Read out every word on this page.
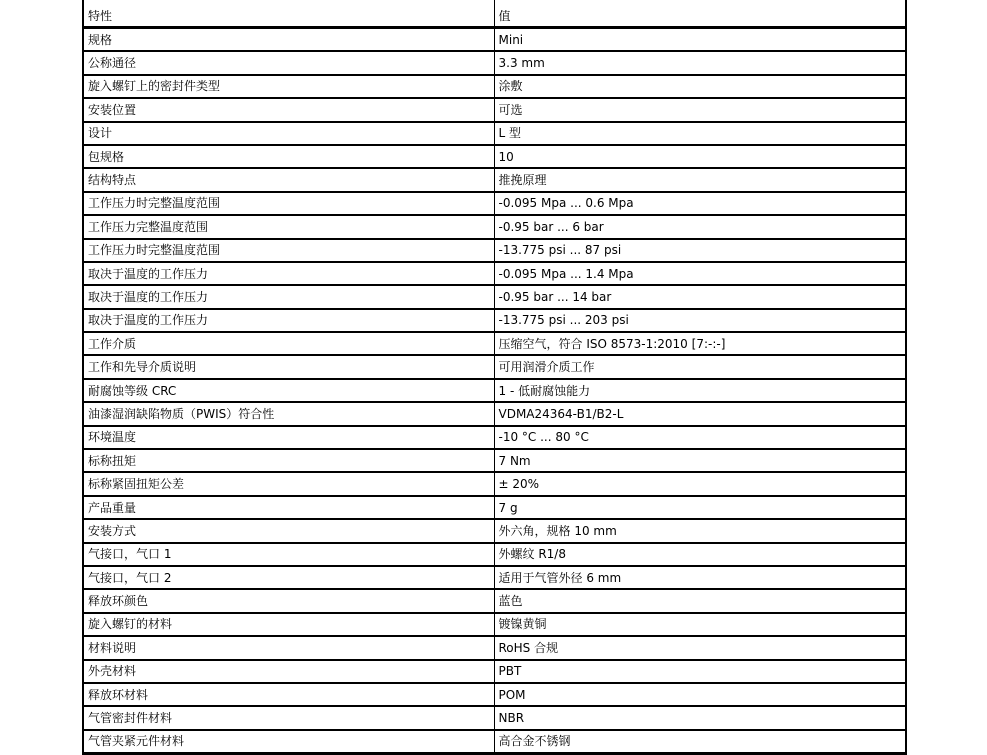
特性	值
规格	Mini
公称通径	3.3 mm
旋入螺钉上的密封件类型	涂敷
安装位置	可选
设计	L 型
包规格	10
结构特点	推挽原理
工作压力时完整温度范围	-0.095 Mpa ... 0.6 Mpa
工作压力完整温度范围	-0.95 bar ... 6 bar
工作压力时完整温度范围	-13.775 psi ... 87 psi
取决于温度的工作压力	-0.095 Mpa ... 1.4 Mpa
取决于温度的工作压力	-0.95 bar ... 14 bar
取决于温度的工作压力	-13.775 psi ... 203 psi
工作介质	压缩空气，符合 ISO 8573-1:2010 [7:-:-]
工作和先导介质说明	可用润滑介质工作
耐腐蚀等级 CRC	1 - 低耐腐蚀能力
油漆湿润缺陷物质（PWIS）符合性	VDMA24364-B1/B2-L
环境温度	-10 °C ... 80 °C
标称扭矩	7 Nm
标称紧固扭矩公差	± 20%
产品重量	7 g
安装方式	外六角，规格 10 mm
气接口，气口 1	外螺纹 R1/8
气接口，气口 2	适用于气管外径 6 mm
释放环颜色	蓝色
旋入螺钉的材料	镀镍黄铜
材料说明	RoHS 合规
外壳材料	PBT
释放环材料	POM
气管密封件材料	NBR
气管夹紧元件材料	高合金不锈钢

■ ■ ■ ■ ■

#### Stated goal
The material above holds pictures; copy everything else in it exactly.

#### Result
Read out every word on this page.
特性	值
规格	Mini
公称通径	3.3 mm
旋入螺钉上的密封件类型	涂敷
安装位置	可选
设计	L 型
包规格	10
结构特点	推挽原理
工作压力时完整温度范围	-0.095 Mpa ... 0.6 Mpa
工作压力完整温度范围	-0.95 bar ... 6 bar
工作压力时完整温度范围	-13.775 psi ... 87 psi
取决于温度的工作压力	-0.095 Mpa ... 1.4 Mpa
取决于温度的工作压力	-0.95 bar ... 14 bar
取决于温度的工作压力	-13.775 psi ... 203 psi
工作介质	压缩空气，符合 ISO 8573-1:2010 [7:-:-]
工作和先导介质说明	可用润滑介质工作
耐腐蚀等级 CRC	1 - 低耐腐蚀能力
油漆湿润缺陷物质（PWIS）符合性	VDMA24364-B1/B2-L
环境温度	-10 °C ... 80 °C
标称扭矩	7 Nm
标称紧固扭矩公差	± 20%
产品重量	7 g
安装方式	外六角，规格 10 mm
气接口，气口 1	外螺纹 R1/8
气接口，气口 2	适用于气管外径 6 mm
释放环颜色	蓝色
旋入螺钉的材料	镀镍黄铜
材料说明	RoHS 合规
外壳材料	PBT
释放环材料	POM
气管密封件材料	NBR
气管夹紧元件材料	高合金不锈钢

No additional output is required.